» **What the exercise asks**: List each line of the data in which the string "their" appears.

» **Given information**:
----
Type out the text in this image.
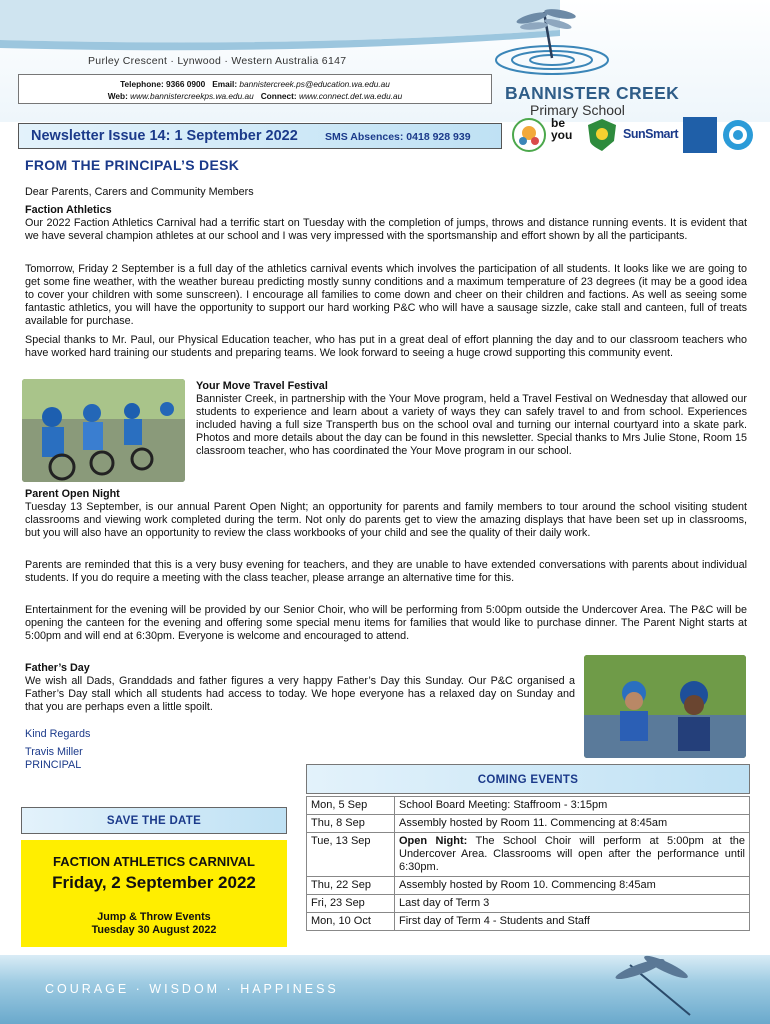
Purley Crescent · Lynwood · Western Australia 6147
Telephone: 9366 0900 Email: bannistercreek.ps@education.wa.edu.au
Web: www.bannistercreekps.wa.edu.au Connect: www.connect.det.wa.edu.au	BANNISTER CREEK
Primary School
Newsletter Issue 14: 1 September 2022	SMS Absences: 0418 928 939
be
you	SunSmart
FROM THE PRINCIPAL’S DESK
Dear Parents, Carers and Community Members
Faction Athletics
Our 2022 Faction Athletics Carnival had a terrific start on Tuesday with the completion of jumps, throws and distance running events. It is evident that we have several champion athletes at our school and I was very impressed with the sportsmanship and effort shown by all the participants.
Tomorrow, Friday 2 September is a full day of the athletics carnival events which involves the participation of all students. It looks like we are going to get some fine weather, with the weather bureau predicting mostly sunny conditions and a maximum temperature of 23 degrees (it may be a good idea to cover your children with some sunscreen). I encourage all families to come down and cheer on their children and factions. As well as seeing some fantastic athletics, you will have the opportunity to support our hard working P&C who will have a sausage sizzle, cake stall and canteen, full of treats available for purchase.
Special thanks to Mr. Paul, our Physical Education teacher, who has put in a great deal of effort planning the day and to our classroom teachers who have worked hard training our students and preparing teams. We look forward to seeing a huge crowd supporting this community event.
Your Move Travel Festival
Bannister Creek, in partnership with the Your Move program, held a Travel Festival on Wednesday that allowed our students to experience and learn about a variety of ways they can safely travel to and from school. Experiences included having a full size Transperth bus on the school oval and turning our internal courtyard into a skate park. Photos and more details about the day can be found in this newsletter. Special thanks to Mrs Julie Stone, Room 15 classroom teacher, who has coordinated the Your Move program in our school.
Parent Open Night
Tuesday 13 September, is our annual Parent Open Night; an opportunity for parents and family members to tour around the school visiting student classrooms and viewing work completed during the term. Not only do parents get to view the amazing displays that have been set up in classrooms, but you will also have an opportunity to review the class workbooks of your child and see the quality of their daily work.
Parents are reminded that this is a very busy evening for teachers, and they are unable to have extended conversations with parents about individual students. If you do require a meeting with the class teacher, please arrange an alternative time for this.
Entertainment for the evening will be provided by our Senior Choir, who will be performing from 5:00pm outside the Undercover Area. The P&C will be opening the canteen for the evening and offering some special menu items for families that would like to purchase dinner. The Parent Night starts at 5:00pm and will end at 6:30pm. Everyone is welcome and encouraged to attend.
Father’s Day
We wish all Dads, Granddads and father figures a very happy Father’s Day this Sunday. Our P&C organised a Father’s Day stall which all students had access to today. We hope everyone has a relaxed day on Sunday and that you are perhaps even a little spoilt.
Kind Regards
Travis Miller
PRINCIPAL
SAVE THE DATE
FACTION ATHLETICS CARNIVAL
Friday, 2 September 2022
Jump & Throw Events
Tuesday 30 August 2022
COMING EVENTS
Mon, 5 Sep	School Board Meeting: Staffroom - 3:15pm
Thu, 8 Sep	Assembly hosted by Room 11. Commencing at 8:45am
Tue, 13 Sep	Open Night: The School Choir will perform at 5:00pm at the Undercover Area. Classrooms will open after the performance until 6:30pm.
Thu, 22 Sep	Assembly hosted by Room 10. Commencing 8:45am
Fri, 23 Sep	Last day of Term 3
Mon, 10 Oct	First day of Term 4 - Students and Staff
COURAGE · WISDOM · HAPPINESS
----
» **The completed task**:
Tomorrow, Friday 2 September is a full day of the athletics carnival events which involves the participation of all students. It looks like we are going to get some fine weather, with the weather bureau predicting mostly sunny conditions and a maximum temperature of 23 degrees (it may be a good idea to cover your children with some sunscreen). I encourage all families to come down and cheer on their children and factions. As well as seeing some fantastic athletics, you will have the opportunity to support our hard working P&C who will have a sausage sizzle, cake stall and canteen, full of treats available for purchase.
Tuesday 13 September, is our annual Parent Open Night; an opportunity for parents and family members to tour around the school visiting student classrooms and viewing work completed during the term. Not only do parents get to view the amazing displays that have been set up in classrooms, but you will also have an opportunity to review the class workbooks of your child and see the quality of their daily work.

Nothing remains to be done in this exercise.